## [Work required]
Read the listing below and copy out every line that holds "descriptive".

________________

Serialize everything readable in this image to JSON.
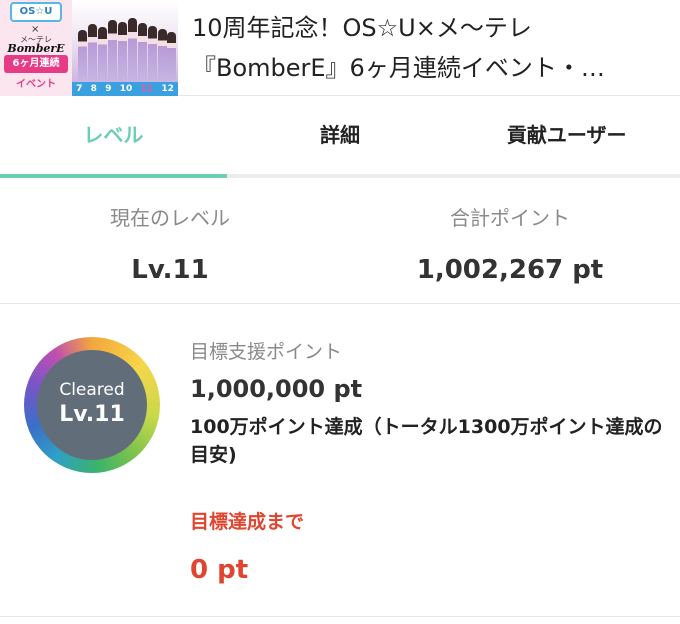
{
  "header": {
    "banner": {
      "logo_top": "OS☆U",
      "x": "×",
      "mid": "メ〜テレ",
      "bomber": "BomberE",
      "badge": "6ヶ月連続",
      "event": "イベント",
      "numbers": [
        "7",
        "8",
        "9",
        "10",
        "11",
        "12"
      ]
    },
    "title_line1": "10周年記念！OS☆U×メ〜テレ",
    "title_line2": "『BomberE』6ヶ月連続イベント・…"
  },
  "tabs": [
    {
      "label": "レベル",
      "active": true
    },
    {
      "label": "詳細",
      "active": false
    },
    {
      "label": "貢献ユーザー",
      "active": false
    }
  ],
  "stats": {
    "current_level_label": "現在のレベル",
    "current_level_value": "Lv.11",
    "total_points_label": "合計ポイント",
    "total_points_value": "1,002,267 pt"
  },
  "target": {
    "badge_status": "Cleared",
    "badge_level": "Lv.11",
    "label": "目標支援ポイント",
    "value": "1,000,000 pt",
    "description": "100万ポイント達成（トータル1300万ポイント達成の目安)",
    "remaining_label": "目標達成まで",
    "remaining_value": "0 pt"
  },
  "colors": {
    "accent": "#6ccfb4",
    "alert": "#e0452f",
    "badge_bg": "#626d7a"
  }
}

________________

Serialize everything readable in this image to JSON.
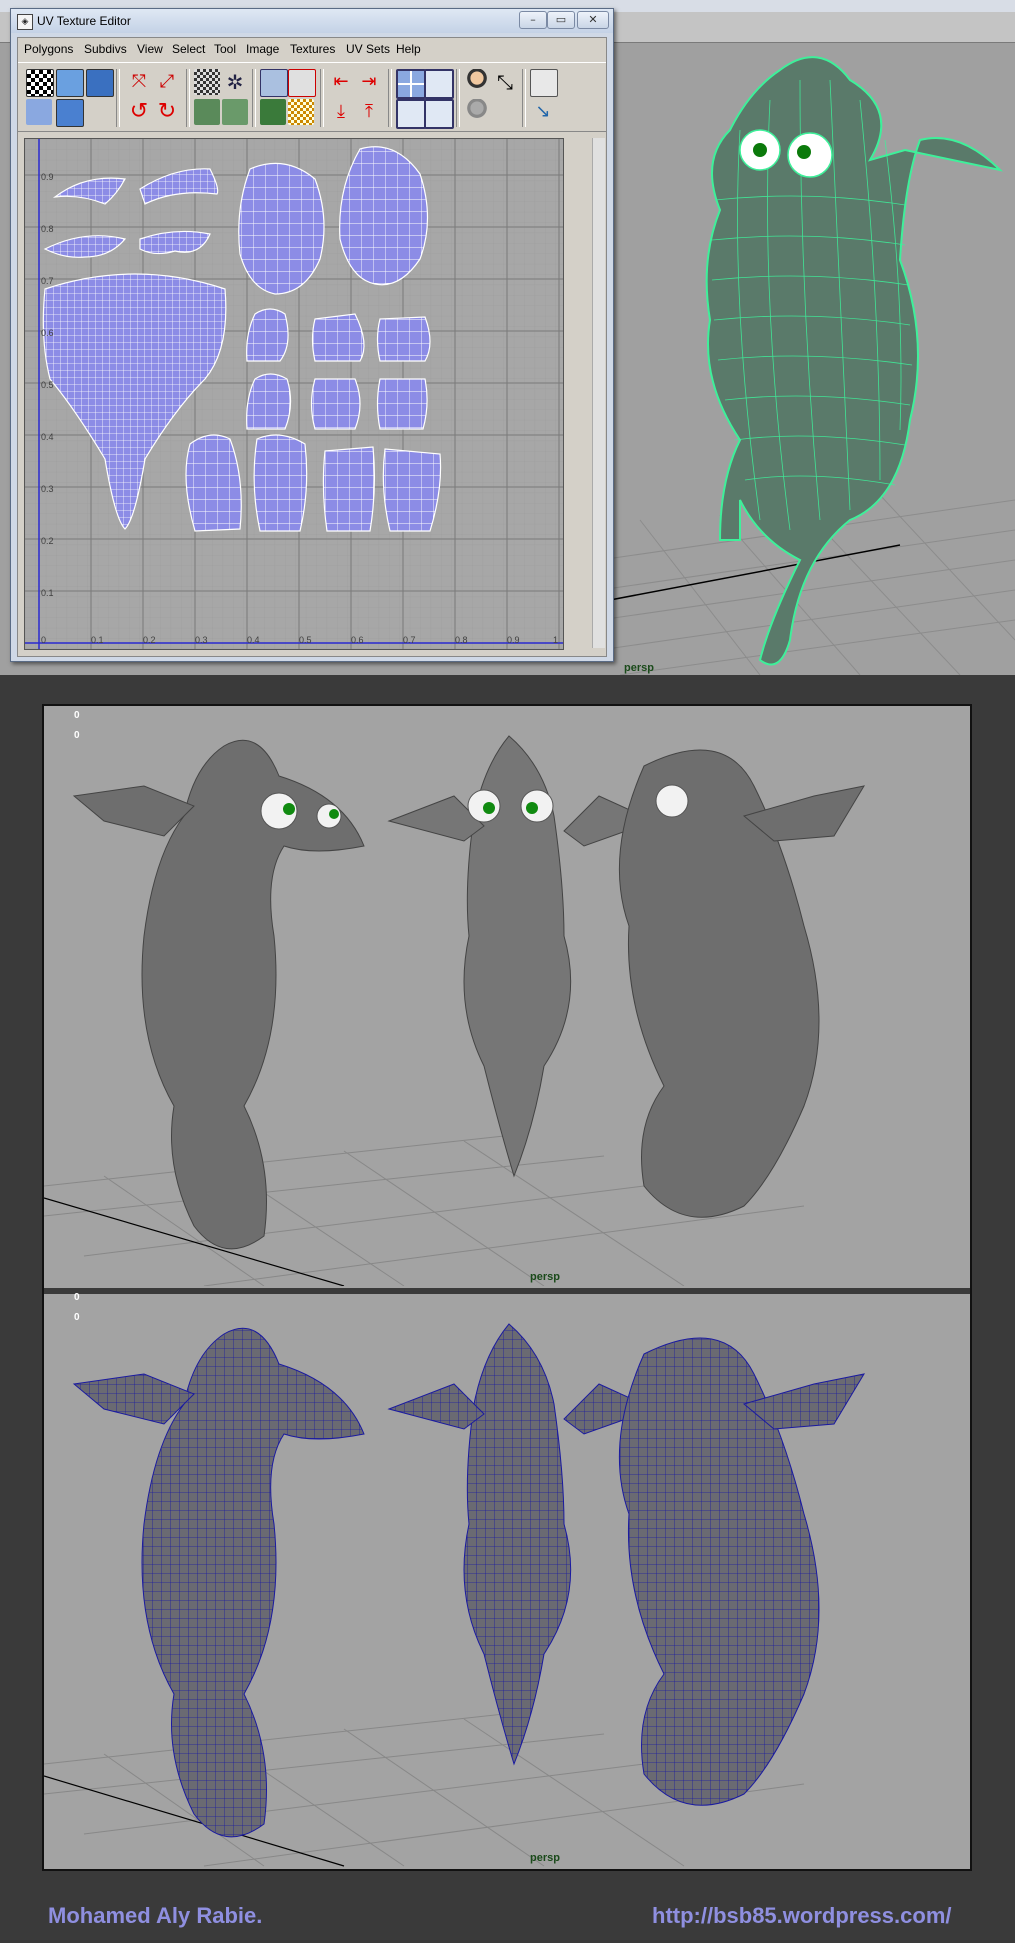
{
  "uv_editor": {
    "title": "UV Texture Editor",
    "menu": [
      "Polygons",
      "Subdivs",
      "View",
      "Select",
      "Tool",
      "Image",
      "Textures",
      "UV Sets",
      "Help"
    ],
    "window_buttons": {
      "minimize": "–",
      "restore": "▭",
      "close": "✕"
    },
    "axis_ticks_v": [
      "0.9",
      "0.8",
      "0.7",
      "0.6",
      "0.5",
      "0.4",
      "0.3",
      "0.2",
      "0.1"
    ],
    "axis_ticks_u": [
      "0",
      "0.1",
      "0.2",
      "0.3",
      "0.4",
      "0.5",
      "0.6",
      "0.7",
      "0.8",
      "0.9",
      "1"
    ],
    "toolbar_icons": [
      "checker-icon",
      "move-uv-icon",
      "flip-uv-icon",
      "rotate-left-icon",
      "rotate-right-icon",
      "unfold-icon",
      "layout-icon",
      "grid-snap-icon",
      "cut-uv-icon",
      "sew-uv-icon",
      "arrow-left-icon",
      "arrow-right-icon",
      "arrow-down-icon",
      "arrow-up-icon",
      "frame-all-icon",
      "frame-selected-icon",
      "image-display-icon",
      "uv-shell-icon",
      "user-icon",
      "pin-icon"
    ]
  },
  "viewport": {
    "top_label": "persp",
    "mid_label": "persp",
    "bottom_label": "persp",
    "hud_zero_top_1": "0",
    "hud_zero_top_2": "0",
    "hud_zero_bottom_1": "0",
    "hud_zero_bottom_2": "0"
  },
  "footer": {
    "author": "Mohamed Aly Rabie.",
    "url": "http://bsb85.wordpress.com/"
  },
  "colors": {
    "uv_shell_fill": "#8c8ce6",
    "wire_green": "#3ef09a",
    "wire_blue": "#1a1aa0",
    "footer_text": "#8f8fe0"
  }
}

________________

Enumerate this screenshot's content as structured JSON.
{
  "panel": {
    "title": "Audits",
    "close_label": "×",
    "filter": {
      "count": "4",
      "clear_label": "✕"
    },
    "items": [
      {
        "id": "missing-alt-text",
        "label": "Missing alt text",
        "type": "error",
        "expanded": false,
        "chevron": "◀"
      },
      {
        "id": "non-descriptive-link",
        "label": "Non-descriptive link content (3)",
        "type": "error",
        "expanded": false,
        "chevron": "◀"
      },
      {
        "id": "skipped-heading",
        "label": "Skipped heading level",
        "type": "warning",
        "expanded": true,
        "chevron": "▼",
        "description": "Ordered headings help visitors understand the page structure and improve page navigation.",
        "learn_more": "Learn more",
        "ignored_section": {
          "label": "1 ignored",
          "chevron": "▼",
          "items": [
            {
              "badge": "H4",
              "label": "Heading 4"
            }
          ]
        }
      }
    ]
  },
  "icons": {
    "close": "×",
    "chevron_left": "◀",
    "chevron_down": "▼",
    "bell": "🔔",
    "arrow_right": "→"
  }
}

________________

## [Response]
        "id": "non-descriptive-link",
        "label": "Non-descriptive link content (3)",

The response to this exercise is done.